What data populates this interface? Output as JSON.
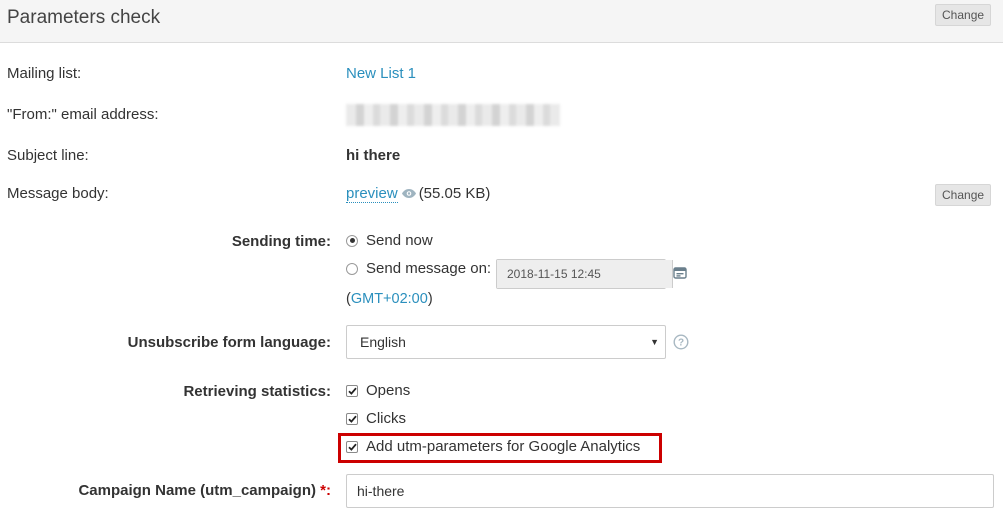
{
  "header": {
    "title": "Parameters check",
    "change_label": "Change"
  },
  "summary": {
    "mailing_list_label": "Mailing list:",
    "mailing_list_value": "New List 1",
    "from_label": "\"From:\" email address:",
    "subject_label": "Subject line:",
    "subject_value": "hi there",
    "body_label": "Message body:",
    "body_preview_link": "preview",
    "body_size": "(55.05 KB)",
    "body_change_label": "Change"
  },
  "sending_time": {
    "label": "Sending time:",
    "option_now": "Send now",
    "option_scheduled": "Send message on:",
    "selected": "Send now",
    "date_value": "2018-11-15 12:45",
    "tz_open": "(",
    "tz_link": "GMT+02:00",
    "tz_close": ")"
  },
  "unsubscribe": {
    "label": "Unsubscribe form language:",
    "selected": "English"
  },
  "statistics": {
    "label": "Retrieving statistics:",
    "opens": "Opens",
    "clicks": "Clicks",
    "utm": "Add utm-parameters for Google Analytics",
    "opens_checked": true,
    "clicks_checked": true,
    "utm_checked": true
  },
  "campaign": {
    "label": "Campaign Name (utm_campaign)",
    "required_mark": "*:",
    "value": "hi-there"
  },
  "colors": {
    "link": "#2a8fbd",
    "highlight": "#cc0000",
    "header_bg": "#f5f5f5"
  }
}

★ ★ ★ ★ ★

◆ JOB ◆
Check every line of the records above for the string "true" and say how many contain it, giving the number alone.

◆ CORRECT RESULT ◆
3